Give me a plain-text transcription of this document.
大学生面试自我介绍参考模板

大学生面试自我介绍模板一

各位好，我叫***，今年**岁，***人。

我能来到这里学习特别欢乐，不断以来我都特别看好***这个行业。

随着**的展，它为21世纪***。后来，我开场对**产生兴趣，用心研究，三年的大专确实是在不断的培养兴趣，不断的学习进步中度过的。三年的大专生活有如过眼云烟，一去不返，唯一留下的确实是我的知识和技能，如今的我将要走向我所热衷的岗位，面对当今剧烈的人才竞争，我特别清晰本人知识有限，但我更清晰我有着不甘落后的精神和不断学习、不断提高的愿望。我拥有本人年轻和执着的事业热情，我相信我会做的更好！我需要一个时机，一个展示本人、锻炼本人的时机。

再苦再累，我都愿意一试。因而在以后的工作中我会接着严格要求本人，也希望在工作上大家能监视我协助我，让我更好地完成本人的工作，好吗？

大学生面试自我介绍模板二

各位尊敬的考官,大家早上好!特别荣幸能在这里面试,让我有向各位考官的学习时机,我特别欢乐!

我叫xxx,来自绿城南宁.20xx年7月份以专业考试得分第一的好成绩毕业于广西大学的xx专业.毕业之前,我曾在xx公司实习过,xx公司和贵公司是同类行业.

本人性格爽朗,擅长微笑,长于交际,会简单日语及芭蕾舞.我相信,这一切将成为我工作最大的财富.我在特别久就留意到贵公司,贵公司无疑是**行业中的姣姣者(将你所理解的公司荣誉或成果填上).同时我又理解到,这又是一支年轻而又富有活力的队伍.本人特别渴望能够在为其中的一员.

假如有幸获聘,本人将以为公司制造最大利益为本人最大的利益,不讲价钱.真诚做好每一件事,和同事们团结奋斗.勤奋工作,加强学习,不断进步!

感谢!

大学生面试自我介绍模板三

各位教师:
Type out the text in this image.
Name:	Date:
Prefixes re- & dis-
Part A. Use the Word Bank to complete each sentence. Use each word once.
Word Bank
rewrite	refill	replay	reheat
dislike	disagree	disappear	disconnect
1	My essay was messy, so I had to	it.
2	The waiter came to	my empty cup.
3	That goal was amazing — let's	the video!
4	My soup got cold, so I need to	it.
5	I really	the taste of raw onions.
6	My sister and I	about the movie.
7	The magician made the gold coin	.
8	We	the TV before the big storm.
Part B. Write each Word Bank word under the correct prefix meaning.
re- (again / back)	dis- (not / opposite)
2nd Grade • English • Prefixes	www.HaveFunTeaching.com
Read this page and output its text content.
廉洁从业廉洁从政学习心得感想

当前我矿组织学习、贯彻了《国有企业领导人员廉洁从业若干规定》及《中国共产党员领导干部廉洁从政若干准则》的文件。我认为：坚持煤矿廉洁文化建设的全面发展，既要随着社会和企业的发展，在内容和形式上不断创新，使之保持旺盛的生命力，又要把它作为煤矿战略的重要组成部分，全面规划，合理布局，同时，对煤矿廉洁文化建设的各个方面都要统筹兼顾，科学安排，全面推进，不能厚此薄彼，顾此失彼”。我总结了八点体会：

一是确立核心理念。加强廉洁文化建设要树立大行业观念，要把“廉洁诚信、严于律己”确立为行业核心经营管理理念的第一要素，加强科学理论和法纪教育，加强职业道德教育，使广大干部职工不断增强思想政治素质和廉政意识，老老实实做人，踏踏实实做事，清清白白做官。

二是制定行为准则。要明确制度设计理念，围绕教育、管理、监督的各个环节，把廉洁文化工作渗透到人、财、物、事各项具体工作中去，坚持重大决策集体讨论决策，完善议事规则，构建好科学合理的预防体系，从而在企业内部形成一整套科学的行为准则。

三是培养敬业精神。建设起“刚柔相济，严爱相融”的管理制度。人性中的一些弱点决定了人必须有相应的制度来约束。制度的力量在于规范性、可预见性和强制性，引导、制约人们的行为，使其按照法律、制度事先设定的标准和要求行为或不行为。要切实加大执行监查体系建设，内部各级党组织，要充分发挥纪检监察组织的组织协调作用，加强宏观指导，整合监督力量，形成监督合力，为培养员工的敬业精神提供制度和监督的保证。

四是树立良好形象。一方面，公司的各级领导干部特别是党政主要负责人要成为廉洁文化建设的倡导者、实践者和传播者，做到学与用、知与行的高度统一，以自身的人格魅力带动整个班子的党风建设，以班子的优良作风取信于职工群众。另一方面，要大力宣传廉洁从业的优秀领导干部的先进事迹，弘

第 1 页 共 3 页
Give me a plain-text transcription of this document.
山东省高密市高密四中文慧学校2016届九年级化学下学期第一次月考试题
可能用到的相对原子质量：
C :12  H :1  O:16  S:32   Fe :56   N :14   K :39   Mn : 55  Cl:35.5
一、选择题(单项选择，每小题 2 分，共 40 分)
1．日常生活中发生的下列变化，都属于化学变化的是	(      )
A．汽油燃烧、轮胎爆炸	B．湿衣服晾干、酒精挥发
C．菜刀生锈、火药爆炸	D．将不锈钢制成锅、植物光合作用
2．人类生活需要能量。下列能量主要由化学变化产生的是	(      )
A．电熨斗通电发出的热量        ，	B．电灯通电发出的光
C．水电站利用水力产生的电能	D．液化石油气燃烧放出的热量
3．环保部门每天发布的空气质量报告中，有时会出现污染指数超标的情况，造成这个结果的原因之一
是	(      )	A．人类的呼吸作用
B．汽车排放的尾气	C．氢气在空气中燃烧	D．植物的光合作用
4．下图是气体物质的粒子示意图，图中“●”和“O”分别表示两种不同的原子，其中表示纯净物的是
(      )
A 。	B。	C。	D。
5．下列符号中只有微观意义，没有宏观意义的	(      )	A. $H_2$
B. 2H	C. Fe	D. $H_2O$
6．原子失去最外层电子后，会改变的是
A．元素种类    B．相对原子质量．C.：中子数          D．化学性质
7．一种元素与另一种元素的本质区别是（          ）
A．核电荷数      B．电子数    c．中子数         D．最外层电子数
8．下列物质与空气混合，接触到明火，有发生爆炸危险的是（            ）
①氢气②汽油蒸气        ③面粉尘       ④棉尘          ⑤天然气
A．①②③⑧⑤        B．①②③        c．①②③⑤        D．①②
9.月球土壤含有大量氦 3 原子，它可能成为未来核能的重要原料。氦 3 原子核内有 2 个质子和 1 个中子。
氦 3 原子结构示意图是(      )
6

#### TASK PROMPT
Give back each line above precisely as it stands.

#### OUTPUT BELOW
Give me a plain-text transcription of this document.
大学生面试自我介绍参考模板

大学生面试自我介绍模板一

各位好，我叫***，今年**岁，***人。

我能来到这里学习特别欢乐，不断以来我都特别看好***这个行业。

随着**的展，它为21世纪***。后来，我开场对**产生兴趣，用心研究，三年的大专确实是在不断的培养兴趣，不断的学习进步中度过的。三年的大专生活有如过眼云烟，一去不返，唯一留下的确实是我的知识和技能，如今的我将要走向我所热衷的岗位，面对当今剧烈的人才竞争，我特别清晰本人知识有限，但我更清晰我有着不甘落后的精神和不断学习、不断提高的愿望。我拥有本人年轻和执着的事业热情，我相信我会做的更好！我需要一个时机，一个展示本人、锻炼本人的时机。

再苦再累，我都愿意一试。因而在以后的工作中我会接着严格要求本人，也希望在工作上大家能监视我协助我，让我更好地完成本人的工作，好吗？

大学生面试自我介绍模板二

各位尊敬的考官,大家早上好!特别荣幸能在这里面试,让我有向各位考官的学习时机,我特别欢乐!

我叫xxx,来自绿城南宁.20xx年7月份以专业考试得分第一的好成绩毕业于广西大学的xx专业.毕业之前,我曾在xx公司实习过,xx公司和贵公司是同类行业.

本人性格爽朗,擅长微笑,长于交际,会简单日语及芭蕾舞.我相信,这一切将成为我工作最大的财富.我在特别久就留意到贵公司,贵公司无疑是**行业中的姣姣者(将你所理解的公司荣誉或成果填上).同时我又理解到,这又是一支年轻而又富有活力的队伍.本人特别渴望能够在为其中的一员.

假如有幸获聘,本人将以为公司制造最大利益为本人最大的利益,不讲价钱.真诚做好每一件事,和同事们团结奋斗.勤奋工作,加强学习,不断进步!

感谢!

大学生面试自我介绍模板三

各位教师:
Type out the text in this image.
Name:	Date:
Prefixes re- & dis-
Part A. Use the Word Bank to complete each sentence. Use each word once.
Word Bank
rewrite	refill	replay	reheat
dislike	disagree	disappear	disconnect
1	My essay was messy, so I had to	it.
2	The waiter came to	my empty cup.
3	That goal was amazing — let's	the video!
4	My soup got cold, so I need to	it.
5	I really	the taste of raw onions.
6	My sister and I	about the movie.
7	The magician made the gold coin	.
8	We	the TV before the big storm.
Part B. Write each Word Bank word under the correct prefix meaning.
re- (again / back)	dis- (not / opposite)
2nd Grade • English • Prefixes	www.HaveFunTeaching.com
Read this page and output its text content.
廉洁从业廉洁从政学习心得感想

当前我矿组织学习、贯彻了《国有企业领导人员廉洁从业若干规定》及《中国共产党员领导干部廉洁从政若干准则》的文件。我认为：坚持煤矿廉洁文化建设的全面发展，既要随着社会和企业的发展，在内容和形式上不断创新，使之保持旺盛的生命力，又要把它作为煤矿战略的重要组成部分，全面规划，合理布局，同时，对煤矿廉洁文化建设的各个方面都要统筹兼顾，科学安排，全面推进，不能厚此薄彼，顾此失彼”。我总结了八点体会：

一是确立核心理念。加强廉洁文化建设要树立大行业观念，要把“廉洁诚信、严于律己”确立为行业核心经营管理理念的第一要素，加强科学理论和法纪教育，加强职业道德教育，使广大干部职工不断增强思想政治素质和廉政意识，老老实实做人，踏踏实实做事，清清白白做官。

二是制定行为准则。要明确制度设计理念，围绕教育、管理、监督的各个环节，把廉洁文化工作渗透到人、财、物、事各项具体工作中去，坚持重大决策集体讨论决策，完善议事规则，构建好科学合理的预防体系，从而在企业内部形成一整套科学的行为准则。

三是培养敬业精神。建设起“刚柔相济，严爱相融”的管理制度。人性中的一些弱点决定了人必须有相应的制度来约束。制度的力量在于规范性、可预见性和强制性，引导、制约人们的行为，使其按照法律、制度事先设定的标准和要求行为或不行为。要切实加大执行监查体系建设，内部各级党组织，要充分发挥纪检监察组织的组织协调作用，加强宏观指导，整合监督力量，形成监督合力，为培养员工的敬业精神提供制度和监督的保证。

四是树立良好形象。一方面，公司的各级领导干部特别是党政主要负责人要成为廉洁文化建设的倡导者、实践者和传播者，做到学与用、知与行的高度统一，以自身的人格魅力带动整个班子的党风建设，以班子的优良作风取信于职工群众。另一方面，要大力宣传廉洁从业的优秀领导干部的先进事迹，弘

第 1 页 共 3 页
Give me a plain-text transcription of this document.
山东省高密市高密四中文慧学校2016届九年级化学下学期第一次月考试题
可能用到的相对原子质量：
C :12  H :1  O:16  S:32   Fe :56   N :14   K :39   Mn : 55  Cl:35.5
一、选择题(单项选择，每小题 2 分，共 40 分)
1．日常生活中发生的下列变化，都属于化学变化的是	(      )
A．汽油燃烧、轮胎爆炸	B．湿衣服晾干、酒精挥发
C．菜刀生锈、火药爆炸	D．将不锈钢制成锅、植物光合作用
2．人类生活需要能量。下列能量主要由化学变化产生的是	(      )
A．电熨斗通电发出的热量        ，	B．电灯通电发出的光
C．水电站利用水力产生的电能	D．液化石油气燃烧放出的热量
3．环保部门每天发布的空气质量报告中，有时会出现污染指数超标的情况，造成这个结果的原因之一
是	(      )	A．人类的呼吸作用
B．汽车排放的尾气	C．氢气在空气中燃烧	D．植物的光合作用
4．下图是气体物质的粒子示意图，图中“●”和“O”分别表示两种不同的原子，其中表示纯净物的是
(      )
A 。	B。	C。	D。
5．下列符号中只有微观意义，没有宏观意义的	(      )	A. $H_2$
B. 2H	C. Fe	D. $H_2O$
6．原子失去最外层电子后，会改变的是
A．元素种类    B．相对原子质量．C.：中子数          D．化学性质
7．一种元素与另一种元素的本质区别是（          ）
A．核电荷数      B．电子数    c．中子数         D．最外层电子数
8．下列物质与空气混合，接触到明火，有发生爆炸危险的是（            ）
①氢气②汽油蒸气        ③面粉尘       ④棉尘          ⑤天然气
A．①②③⑧⑤        B．①②③        c．①②③⑤        D．①②
9.月球土壤含有大量氦 3 原子，它可能成为未来核能的重要原料。氦 3 原子核内有 2 个质子和 1 个中子。
氦 3 原子结构示意图是(      )
6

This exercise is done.